======== DATA FOR THIS TASK ========

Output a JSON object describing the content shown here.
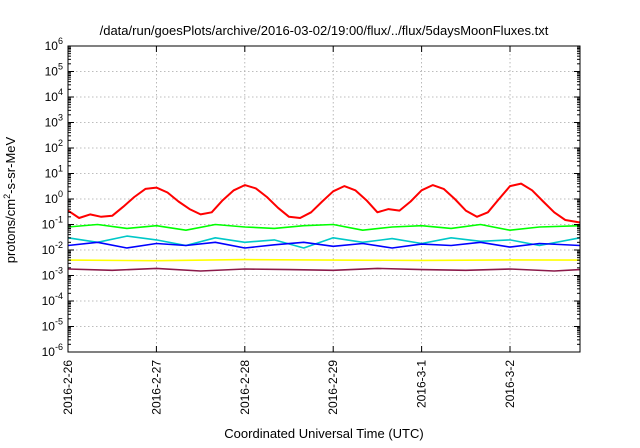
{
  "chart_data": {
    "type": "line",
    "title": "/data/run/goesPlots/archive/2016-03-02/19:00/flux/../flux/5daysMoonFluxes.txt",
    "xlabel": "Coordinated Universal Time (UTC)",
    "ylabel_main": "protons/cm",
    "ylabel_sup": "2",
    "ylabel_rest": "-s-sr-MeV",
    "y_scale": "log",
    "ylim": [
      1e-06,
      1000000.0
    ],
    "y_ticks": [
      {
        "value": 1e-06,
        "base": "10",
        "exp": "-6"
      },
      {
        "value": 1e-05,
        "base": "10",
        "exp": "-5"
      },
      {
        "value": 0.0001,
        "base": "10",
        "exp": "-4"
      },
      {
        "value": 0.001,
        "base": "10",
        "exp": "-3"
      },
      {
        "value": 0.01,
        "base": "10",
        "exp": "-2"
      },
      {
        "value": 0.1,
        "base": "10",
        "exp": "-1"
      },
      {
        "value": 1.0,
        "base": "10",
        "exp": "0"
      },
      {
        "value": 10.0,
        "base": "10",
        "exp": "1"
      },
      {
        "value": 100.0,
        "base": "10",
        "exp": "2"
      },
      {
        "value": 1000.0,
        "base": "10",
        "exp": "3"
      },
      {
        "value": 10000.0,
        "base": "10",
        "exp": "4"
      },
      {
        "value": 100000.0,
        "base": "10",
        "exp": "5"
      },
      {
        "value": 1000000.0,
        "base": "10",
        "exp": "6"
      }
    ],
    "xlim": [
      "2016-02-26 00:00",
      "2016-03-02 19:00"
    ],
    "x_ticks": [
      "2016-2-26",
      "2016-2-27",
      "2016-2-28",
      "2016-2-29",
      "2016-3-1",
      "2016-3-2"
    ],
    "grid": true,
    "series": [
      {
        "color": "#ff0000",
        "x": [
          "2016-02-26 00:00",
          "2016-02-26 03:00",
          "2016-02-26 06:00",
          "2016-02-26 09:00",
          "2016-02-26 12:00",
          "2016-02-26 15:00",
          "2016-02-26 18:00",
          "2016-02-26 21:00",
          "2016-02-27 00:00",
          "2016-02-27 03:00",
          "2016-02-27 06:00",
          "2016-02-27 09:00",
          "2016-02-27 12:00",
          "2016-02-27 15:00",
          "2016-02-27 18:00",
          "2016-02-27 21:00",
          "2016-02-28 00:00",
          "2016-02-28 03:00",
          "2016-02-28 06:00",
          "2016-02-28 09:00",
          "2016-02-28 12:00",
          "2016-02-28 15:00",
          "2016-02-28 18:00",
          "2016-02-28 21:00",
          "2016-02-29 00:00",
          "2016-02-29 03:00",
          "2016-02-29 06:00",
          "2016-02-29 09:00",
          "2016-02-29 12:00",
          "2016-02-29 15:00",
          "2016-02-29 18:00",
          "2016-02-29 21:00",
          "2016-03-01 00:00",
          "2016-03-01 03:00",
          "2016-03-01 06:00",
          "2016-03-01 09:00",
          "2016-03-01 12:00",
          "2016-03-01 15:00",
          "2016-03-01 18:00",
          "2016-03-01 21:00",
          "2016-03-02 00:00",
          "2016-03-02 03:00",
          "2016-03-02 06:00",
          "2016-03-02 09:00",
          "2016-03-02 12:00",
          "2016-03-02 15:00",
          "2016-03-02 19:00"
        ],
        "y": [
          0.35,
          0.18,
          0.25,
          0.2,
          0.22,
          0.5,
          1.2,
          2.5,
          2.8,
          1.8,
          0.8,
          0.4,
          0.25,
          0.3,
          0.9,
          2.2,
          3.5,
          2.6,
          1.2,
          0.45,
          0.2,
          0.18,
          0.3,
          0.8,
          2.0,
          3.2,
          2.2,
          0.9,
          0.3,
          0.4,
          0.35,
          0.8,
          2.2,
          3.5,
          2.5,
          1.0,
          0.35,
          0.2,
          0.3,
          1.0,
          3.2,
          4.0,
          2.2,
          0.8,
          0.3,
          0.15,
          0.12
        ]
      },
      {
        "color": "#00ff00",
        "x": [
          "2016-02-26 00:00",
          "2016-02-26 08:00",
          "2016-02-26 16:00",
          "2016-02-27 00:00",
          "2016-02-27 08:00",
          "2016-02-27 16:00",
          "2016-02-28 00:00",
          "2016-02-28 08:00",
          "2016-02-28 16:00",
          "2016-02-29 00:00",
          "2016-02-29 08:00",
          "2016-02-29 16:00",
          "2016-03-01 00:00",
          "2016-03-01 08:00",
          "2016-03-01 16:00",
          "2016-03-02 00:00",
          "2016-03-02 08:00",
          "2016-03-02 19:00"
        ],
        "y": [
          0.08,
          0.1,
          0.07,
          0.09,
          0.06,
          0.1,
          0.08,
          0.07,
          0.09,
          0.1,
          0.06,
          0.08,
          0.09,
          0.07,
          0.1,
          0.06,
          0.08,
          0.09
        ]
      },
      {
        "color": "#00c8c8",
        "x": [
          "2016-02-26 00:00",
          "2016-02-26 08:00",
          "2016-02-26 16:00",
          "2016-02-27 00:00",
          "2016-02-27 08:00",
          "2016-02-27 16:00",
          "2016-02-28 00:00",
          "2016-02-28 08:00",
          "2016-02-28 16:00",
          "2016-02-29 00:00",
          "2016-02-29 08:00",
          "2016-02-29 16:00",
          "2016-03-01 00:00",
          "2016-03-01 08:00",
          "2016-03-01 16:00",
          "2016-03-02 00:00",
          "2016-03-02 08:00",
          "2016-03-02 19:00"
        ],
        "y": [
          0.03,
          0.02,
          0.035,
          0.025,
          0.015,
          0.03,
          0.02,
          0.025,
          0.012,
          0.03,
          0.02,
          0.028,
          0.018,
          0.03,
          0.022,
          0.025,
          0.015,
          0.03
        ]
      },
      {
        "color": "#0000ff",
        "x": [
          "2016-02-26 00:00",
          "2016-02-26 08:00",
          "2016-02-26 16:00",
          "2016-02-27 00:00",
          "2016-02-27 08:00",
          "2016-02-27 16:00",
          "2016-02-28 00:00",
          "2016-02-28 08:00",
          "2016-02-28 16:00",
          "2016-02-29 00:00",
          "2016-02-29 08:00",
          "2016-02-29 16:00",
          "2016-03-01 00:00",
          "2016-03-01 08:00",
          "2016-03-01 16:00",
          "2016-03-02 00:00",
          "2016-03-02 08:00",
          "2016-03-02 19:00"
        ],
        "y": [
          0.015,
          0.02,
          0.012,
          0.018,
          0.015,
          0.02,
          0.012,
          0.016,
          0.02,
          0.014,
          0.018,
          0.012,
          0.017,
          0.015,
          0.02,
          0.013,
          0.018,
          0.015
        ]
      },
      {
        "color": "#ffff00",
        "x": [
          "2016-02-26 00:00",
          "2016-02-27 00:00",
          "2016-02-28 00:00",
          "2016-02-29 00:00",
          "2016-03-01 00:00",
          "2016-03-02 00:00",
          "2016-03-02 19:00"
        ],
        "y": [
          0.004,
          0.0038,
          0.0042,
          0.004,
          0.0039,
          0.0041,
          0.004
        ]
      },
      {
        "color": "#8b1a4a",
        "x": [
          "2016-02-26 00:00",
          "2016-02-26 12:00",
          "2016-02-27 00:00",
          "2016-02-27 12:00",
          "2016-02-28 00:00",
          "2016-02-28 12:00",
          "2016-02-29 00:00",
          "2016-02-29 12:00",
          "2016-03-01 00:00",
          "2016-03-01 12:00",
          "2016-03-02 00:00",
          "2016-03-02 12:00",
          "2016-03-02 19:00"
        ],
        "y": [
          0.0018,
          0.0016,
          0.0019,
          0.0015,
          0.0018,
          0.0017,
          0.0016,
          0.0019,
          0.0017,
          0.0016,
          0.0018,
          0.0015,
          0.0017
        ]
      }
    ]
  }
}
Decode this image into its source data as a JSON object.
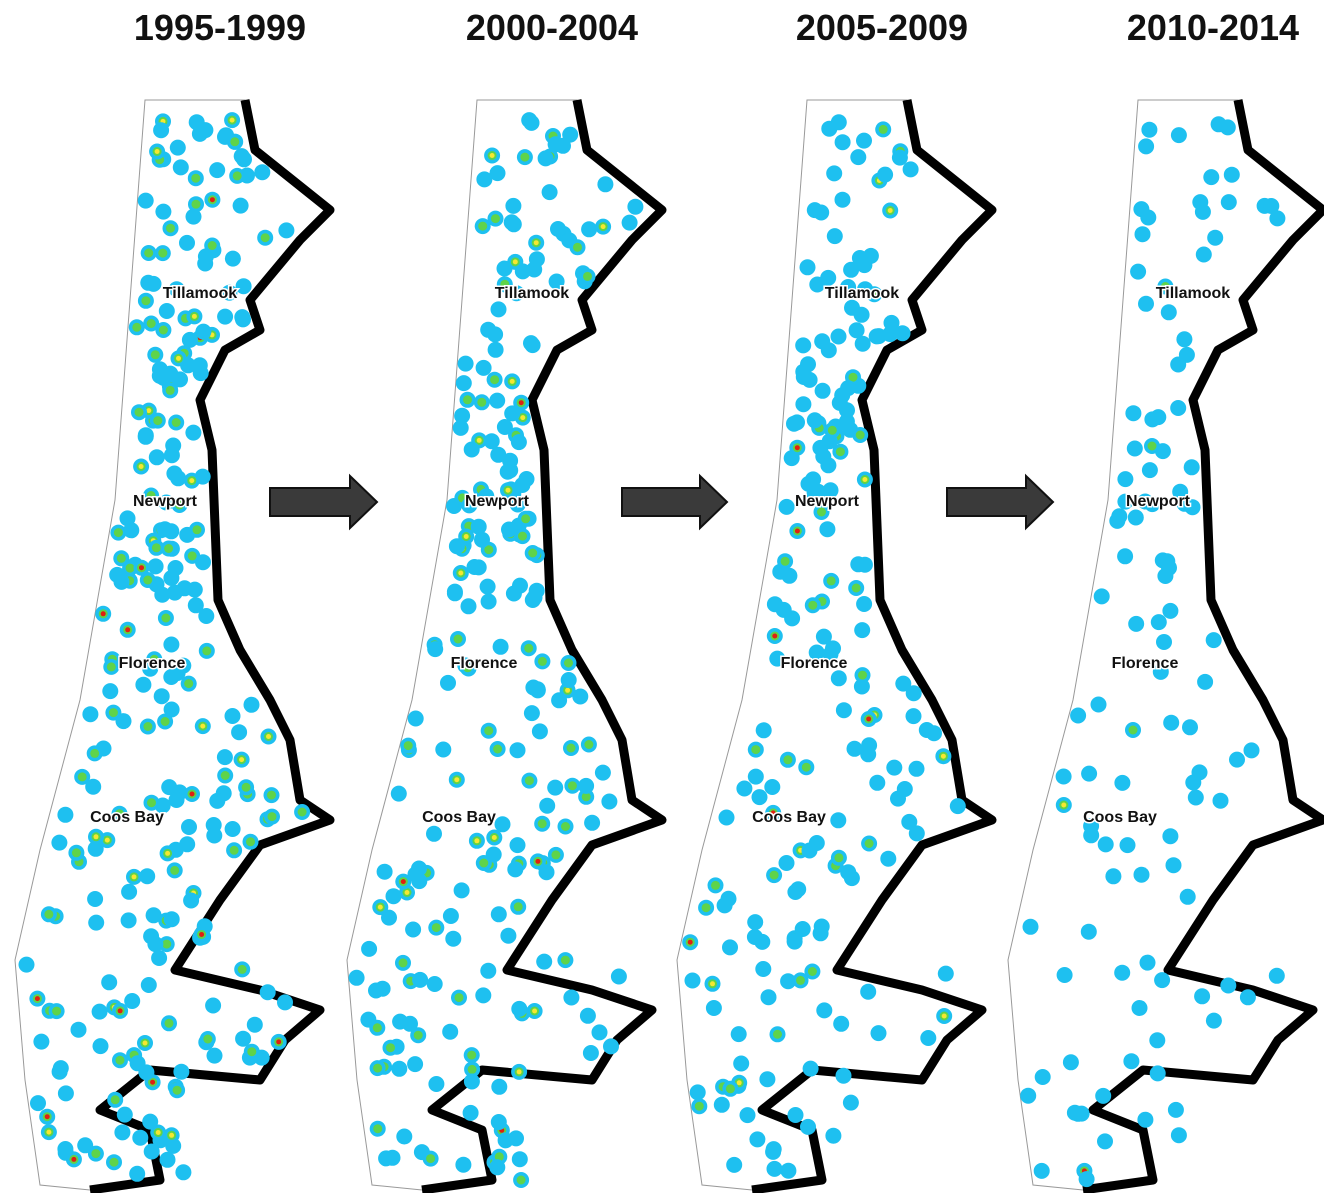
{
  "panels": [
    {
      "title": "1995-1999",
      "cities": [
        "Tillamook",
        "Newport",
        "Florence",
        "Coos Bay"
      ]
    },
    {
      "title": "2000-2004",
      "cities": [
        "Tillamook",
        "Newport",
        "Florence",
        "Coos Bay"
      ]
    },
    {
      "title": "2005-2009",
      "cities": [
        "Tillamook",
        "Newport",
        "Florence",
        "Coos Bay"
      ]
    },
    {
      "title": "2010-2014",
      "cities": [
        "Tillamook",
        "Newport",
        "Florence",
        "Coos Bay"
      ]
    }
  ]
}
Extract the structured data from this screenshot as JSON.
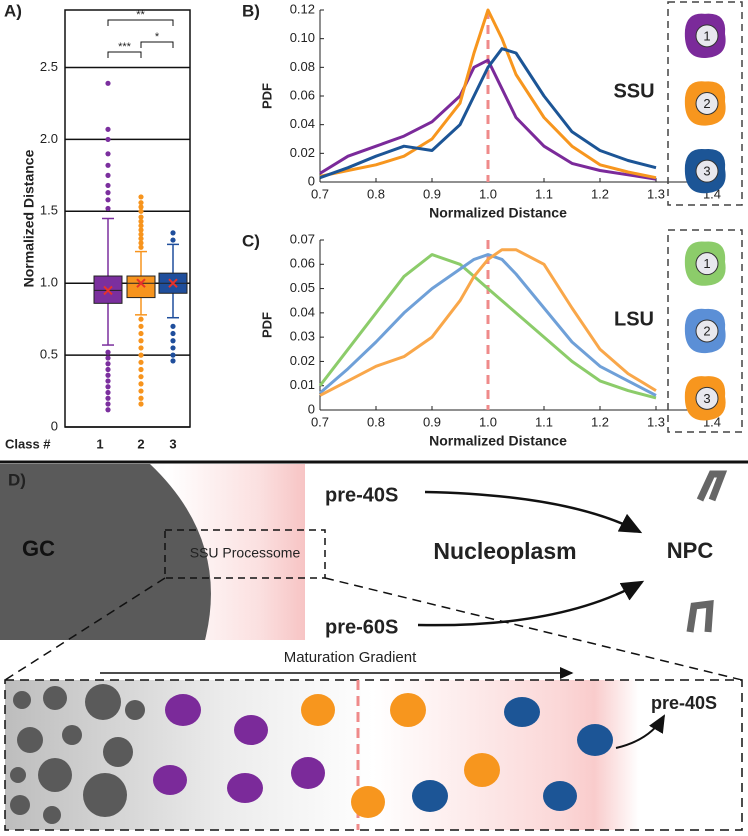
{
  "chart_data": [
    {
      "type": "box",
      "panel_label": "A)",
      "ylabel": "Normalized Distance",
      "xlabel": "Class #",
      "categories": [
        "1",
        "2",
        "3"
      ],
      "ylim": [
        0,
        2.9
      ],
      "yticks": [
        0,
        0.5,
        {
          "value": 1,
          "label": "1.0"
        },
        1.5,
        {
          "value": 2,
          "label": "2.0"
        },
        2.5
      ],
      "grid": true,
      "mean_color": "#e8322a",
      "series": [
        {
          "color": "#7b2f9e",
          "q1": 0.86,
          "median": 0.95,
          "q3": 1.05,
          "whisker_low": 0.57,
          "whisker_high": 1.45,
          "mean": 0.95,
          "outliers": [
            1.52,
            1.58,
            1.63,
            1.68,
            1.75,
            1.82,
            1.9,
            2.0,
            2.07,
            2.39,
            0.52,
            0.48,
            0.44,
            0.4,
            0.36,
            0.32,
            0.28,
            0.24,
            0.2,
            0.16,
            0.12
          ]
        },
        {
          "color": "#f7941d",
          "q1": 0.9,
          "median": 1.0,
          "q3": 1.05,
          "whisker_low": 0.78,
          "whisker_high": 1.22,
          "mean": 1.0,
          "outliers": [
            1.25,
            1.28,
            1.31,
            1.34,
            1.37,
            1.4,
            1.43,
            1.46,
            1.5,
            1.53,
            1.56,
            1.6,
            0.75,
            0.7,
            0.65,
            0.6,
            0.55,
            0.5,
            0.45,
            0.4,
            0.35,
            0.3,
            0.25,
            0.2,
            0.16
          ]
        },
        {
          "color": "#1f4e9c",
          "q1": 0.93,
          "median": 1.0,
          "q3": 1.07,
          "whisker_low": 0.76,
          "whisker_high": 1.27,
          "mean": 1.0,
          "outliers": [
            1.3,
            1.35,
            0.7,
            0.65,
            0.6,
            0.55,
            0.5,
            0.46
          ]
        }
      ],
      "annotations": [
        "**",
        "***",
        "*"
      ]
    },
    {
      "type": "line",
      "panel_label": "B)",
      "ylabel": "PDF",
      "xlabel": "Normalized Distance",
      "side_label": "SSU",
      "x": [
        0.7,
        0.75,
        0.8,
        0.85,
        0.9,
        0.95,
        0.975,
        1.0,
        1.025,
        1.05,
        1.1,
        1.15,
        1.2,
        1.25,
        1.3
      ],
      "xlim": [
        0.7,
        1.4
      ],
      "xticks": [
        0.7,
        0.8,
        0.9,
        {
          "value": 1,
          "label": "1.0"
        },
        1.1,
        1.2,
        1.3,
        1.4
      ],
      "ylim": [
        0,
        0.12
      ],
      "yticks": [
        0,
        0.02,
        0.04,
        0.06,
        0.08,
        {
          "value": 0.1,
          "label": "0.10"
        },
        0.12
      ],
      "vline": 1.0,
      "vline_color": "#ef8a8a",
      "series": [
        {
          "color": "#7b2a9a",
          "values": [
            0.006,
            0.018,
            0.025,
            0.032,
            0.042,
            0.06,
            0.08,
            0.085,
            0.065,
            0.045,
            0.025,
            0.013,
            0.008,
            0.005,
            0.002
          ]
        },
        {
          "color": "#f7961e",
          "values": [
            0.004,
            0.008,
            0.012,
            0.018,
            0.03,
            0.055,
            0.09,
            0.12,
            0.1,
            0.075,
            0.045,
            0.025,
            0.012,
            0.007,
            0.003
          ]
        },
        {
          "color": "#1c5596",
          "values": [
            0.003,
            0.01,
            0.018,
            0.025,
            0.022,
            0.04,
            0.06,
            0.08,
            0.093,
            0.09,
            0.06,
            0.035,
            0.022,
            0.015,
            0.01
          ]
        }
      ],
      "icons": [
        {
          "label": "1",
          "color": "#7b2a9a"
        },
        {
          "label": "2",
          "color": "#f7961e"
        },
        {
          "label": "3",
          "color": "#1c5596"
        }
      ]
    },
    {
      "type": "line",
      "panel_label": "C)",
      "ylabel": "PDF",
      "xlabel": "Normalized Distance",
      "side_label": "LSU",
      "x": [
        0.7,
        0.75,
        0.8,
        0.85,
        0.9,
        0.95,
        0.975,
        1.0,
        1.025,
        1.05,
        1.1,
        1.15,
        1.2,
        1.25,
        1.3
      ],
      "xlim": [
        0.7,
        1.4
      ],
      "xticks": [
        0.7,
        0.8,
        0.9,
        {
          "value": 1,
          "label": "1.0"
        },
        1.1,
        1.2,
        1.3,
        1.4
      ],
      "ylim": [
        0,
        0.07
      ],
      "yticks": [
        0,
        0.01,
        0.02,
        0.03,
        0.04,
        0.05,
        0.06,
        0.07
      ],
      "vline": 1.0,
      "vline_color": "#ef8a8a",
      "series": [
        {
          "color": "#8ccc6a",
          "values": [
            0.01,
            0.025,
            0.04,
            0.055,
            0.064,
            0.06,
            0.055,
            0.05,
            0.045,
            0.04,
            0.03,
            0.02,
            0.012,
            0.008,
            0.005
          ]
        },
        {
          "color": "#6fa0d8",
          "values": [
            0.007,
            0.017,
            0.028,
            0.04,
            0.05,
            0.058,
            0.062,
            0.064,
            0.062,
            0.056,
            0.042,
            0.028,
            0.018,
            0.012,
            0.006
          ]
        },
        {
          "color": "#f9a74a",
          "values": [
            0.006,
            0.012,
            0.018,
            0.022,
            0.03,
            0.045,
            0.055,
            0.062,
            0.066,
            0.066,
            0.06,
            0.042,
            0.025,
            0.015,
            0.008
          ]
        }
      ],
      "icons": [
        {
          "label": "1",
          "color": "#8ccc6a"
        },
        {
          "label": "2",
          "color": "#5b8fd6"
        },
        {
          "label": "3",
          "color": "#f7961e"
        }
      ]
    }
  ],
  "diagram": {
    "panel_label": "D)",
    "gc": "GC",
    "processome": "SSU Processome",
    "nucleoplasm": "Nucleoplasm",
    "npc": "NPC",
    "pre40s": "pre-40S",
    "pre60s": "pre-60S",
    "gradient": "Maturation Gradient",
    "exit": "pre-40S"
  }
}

========

## STATED TASK
Copy each line of the listing in which the word "object" can be found.

## WRITTEN SOLUTION
Output a JSON object describing the content shown here.
Decode this image into its source data as a JSON object.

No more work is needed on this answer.